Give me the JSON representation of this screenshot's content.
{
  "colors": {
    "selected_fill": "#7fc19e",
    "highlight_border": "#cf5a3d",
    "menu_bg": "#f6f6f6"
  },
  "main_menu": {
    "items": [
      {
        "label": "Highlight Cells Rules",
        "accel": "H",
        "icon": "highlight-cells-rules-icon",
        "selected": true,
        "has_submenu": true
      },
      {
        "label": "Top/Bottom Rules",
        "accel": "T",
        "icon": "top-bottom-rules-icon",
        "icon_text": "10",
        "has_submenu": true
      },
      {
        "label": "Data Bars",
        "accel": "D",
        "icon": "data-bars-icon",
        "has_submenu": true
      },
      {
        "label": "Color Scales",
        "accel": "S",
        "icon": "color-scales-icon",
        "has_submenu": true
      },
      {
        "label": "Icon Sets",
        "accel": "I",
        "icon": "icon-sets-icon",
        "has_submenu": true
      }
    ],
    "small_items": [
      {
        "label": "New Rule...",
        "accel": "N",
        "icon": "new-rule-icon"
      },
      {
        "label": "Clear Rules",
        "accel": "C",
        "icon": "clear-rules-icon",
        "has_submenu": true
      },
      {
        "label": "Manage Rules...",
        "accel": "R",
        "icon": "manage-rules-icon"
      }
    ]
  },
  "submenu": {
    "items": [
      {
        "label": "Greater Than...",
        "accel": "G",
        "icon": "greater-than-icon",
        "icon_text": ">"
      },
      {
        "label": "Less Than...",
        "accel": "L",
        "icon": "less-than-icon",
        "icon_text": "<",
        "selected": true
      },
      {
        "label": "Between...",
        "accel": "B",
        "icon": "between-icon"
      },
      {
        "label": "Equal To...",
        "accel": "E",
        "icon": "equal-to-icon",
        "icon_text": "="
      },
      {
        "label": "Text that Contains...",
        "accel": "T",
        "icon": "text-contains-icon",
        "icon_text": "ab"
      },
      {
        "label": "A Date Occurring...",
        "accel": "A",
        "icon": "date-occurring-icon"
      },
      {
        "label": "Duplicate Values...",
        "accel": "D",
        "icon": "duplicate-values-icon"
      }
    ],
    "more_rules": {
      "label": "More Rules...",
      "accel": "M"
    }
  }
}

________________________

• [What you should do]
Set the data above down again in full, exactly as it reads.

• [Exercise answer]
Give me the JSON representation of this screenshot's content.
{
  "colors": {
    "selected_fill": "#7fc19e",
    "highlight_border": "#cf5a3d",
    "menu_bg": "#f6f6f6"
  },
  "main_menu": {
    "items": [
      {
        "label": "Highlight Cells Rules",
        "accel": "H",
        "icon": "highlight-cells-rules-icon",
        "selected": true,
        "has_submenu": true
      },
      {
        "label": "Top/Bottom Rules",
        "accel": "T",
        "icon": "top-bottom-rules-icon",
        "icon_text": "10",
        "has_submenu": true
      },
      {
        "label": "Data Bars",
        "accel": "D",
        "icon": "data-bars-icon",
        "has_submenu": true
      },
      {
        "label": "Color Scales",
        "accel": "S",
        "icon": "color-scales-icon",
        "has_submenu": true
      },
      {
        "label": "Icon Sets",
        "accel": "I",
        "icon": "icon-sets-icon",
        "has_submenu": true
      }
    ],
    "small_items": [
      {
        "label": "New Rule...",
        "accel": "N",
        "icon": "new-rule-icon"
      },
      {
        "label": "Clear Rules",
        "accel": "C",
        "icon": "clear-rules-icon",
        "has_submenu": true
      },
      {
        "label": "Manage Rules...",
        "accel": "R",
        "icon": "manage-rules-icon"
      }
    ]
  },
  "submenu": {
    "items": [
      {
        "label": "Greater Than...",
        "accel": "G",
        "icon": "greater-than-icon",
        "icon_text": ">"
      },
      {
        "label": "Less Than...",
        "accel": "L",
        "icon": "less-than-icon",
        "icon_text": "<",
        "selected": true
      },
      {
        "label": "Between...",
        "accel": "B",
        "icon": "between-icon"
      },
      {
        "label": "Equal To...",
        "accel": "E",
        "icon": "equal-to-icon",
        "icon_text": "="
      },
      {
        "label": "Text that Contains...",
        "accel": "T",
        "icon": "text-contains-icon",
        "icon_text": "ab"
      },
      {
        "label": "A Date Occurring...",
        "accel": "A",
        "icon": "date-occurring-icon"
      },
      {
        "label": "Duplicate Values...",
        "accel": "D",
        "icon": "duplicate-values-icon"
      }
    ],
    "more_rules": {
      "label": "More Rules...",
      "accel": "M"
    }
  }
}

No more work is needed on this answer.